Short task -
Copy out every line of the data exactly.

─── Material to process ───

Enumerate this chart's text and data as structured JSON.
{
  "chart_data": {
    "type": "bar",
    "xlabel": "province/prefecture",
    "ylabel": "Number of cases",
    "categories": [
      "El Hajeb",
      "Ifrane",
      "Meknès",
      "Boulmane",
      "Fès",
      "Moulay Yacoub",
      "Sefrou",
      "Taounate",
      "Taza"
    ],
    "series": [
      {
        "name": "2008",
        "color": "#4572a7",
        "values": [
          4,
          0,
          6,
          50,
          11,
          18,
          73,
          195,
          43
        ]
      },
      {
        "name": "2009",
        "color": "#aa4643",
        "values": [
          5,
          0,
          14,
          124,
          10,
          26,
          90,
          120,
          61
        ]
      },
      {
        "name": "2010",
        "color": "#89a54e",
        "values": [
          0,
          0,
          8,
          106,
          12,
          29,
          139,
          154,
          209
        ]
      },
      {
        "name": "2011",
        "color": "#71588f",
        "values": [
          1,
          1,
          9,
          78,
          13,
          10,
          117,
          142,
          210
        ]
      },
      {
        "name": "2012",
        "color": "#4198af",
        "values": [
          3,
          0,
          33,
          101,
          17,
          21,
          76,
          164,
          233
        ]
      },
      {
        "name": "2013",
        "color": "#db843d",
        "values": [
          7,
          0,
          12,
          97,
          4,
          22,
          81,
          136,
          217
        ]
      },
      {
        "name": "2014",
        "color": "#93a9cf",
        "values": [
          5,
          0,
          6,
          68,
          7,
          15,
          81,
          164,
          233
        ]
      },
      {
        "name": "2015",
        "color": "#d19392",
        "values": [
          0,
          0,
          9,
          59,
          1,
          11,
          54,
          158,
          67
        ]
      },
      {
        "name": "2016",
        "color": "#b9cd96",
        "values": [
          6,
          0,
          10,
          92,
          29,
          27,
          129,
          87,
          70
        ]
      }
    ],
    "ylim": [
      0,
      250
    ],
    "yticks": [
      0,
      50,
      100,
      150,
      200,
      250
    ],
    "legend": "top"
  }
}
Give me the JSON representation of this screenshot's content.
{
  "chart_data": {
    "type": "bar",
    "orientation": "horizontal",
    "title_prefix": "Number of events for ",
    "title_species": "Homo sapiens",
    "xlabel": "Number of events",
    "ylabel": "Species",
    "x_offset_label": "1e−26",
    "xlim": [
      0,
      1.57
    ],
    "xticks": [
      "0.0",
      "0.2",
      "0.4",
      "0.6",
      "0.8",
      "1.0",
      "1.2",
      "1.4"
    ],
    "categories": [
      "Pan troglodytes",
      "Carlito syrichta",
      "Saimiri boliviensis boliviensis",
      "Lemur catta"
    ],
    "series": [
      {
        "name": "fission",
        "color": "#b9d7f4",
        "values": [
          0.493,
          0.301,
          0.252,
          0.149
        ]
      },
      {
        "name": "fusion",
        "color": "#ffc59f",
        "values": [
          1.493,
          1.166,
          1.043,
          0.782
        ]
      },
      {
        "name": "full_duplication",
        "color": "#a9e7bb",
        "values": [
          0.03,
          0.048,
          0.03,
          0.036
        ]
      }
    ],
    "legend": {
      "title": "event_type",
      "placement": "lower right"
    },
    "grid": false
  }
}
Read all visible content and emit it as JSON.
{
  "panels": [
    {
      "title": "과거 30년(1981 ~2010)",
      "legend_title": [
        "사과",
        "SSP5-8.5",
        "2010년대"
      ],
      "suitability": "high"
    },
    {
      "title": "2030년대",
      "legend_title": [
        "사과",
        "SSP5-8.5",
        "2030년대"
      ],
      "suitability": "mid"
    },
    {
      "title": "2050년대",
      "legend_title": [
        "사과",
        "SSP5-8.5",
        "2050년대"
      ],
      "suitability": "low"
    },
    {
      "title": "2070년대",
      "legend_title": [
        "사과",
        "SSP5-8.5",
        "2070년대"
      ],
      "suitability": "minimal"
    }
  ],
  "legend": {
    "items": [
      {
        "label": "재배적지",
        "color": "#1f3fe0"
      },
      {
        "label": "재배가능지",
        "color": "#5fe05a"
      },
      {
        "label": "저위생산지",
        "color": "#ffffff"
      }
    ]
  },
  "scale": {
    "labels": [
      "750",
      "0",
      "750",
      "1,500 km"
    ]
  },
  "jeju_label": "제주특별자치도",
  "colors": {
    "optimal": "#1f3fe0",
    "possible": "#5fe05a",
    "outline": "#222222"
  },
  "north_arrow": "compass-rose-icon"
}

───

Right answer -
Enumerate this chart's text and data as structured JSON.
{
  "chart_data": {
    "type": "bar",
    "xlabel": "province/prefecture",
    "ylabel": "Number of cases",
    "categories": [
      "El Hajeb",
      "Ifrane",
      "Meknès",
      "Boulmane",
      "Fès",
      "Moulay Yacoub",
      "Sefrou",
      "Taounate",
      "Taza"
    ],
    "series": [
      {
        "name": "2008",
        "color": "#4572a7",
        "values": [
          4,
          0,
          6,
          50,
          11,
          18,
          73,
          195,
          43
        ]
      },
      {
        "name": "2009",
        "color": "#aa4643",
        "values": [
          5,
          0,
          14,
          124,
          10,
          26,
          90,
          120,
          61
        ]
      },
      {
        "name": "2010",
        "color": "#89a54e",
        "values": [
          0,
          0,
          8,
          106,
          12,
          29,
          139,
          154,
          209
        ]
      },
      {
        "name": "2011",
        "color": "#71588f",
        "values": [
          1,
          1,
          9,
          78,
          13,
          10,
          117,
          142,
          210
        ]
      },
      {
        "name": "2012",
        "color": "#4198af",
        "values": [
          3,
          0,
          33,
          101,
          17,
          21,
          76,
          164,
          233
        ]
      },
      {
        "name": "2013",
        "color": "#db843d",
        "values": [
          7,
          0,
          12,
          97,
          4,
          22,
          81,
          136,
          217
        ]
      },
      {
        "name": "2014",
        "color": "#93a9cf",
        "values": [
          5,
          0,
          6,
          68,
          7,
          15,
          81,
          164,
          233
        ]
      },
      {
        "name": "2015",
        "color": "#d19392",
        "values": [
          0,
          0,
          9,
          59,
          1,
          11,
          54,
          158,
          67
        ]
      },
      {
        "name": "2016",
        "color": "#b9cd96",
        "values": [
          6,
          0,
          10,
          92,
          29,
          27,
          129,
          87,
          70
        ]
      }
    ],
    "ylim": [
      0,
      250
    ],
    "yticks": [
      0,
      50,
      100,
      150,
      200,
      250
    ],
    "legend": "top"
  }
}
Give me the JSON representation of this screenshot's content.
{
  "chart_data": {
    "type": "bar",
    "orientation": "horizontal",
    "title_prefix": "Number of events for ",
    "title_species": "Homo sapiens",
    "xlabel": "Number of events",
    "ylabel": "Species",
    "x_offset_label": "1e−26",
    "xlim": [
      0,
      1.57
    ],
    "xticks": [
      "0.0",
      "0.2",
      "0.4",
      "0.6",
      "0.8",
      "1.0",
      "1.2",
      "1.4"
    ],
    "categories": [
      "Pan troglodytes",
      "Carlito syrichta",
      "Saimiri boliviensis boliviensis",
      "Lemur catta"
    ],
    "series": [
      {
        "name": "fission",
        "color": "#b9d7f4",
        "values": [
          0.493,
          0.301,
          0.252,
          0.149
        ]
      },
      {
        "name": "fusion",
        "color": "#ffc59f",
        "values": [
          1.493,
          1.166,
          1.043,
          0.782
        ]
      },
      {
        "name": "full_duplication",
        "color": "#a9e7bb",
        "values": [
          0.03,
          0.048,
          0.03,
          0.036
        ]
      }
    ],
    "legend": {
      "title": "event_type",
      "placement": "lower right"
    },
    "grid": false
  }
}
Read all visible content and emit it as JSON.
{
  "panels": [
    {
      "title": "과거 30년(1981 ~2010)",
      "legend_title": [
        "사과",
        "SSP5-8.5",
        "2010년대"
      ],
      "suitability": "high"
    },
    {
      "title": "2030년대",
      "legend_title": [
        "사과",
        "SSP5-8.5",
        "2030년대"
      ],
      "suitability": "mid"
    },
    {
      "title": "2050년대",
      "legend_title": [
        "사과",
        "SSP5-8.5",
        "2050년대"
      ],
      "suitability": "low"
    },
    {
      "title": "2070년대",
      "legend_title": [
        "사과",
        "SSP5-8.5",
        "2070년대"
      ],
      "suitability": "minimal"
    }
  ],
  "legend": {
    "items": [
      {
        "label": "재배적지",
        "color": "#1f3fe0"
      },
      {
        "label": "재배가능지",
        "color": "#5fe05a"
      },
      {
        "label": "저위생산지",
        "color": "#ffffff"
      }
    ]
  },
  "scale": {
    "labels": [
      "750",
      "0",
      "750",
      "1,500 km"
    ]
  },
  "jeju_label": "제주특별자치도",
  "colors": {
    "optimal": "#1f3fe0",
    "possible": "#5fe05a",
    "outline": "#222222"
  },
  "north_arrow": "compass-rose-icon"
}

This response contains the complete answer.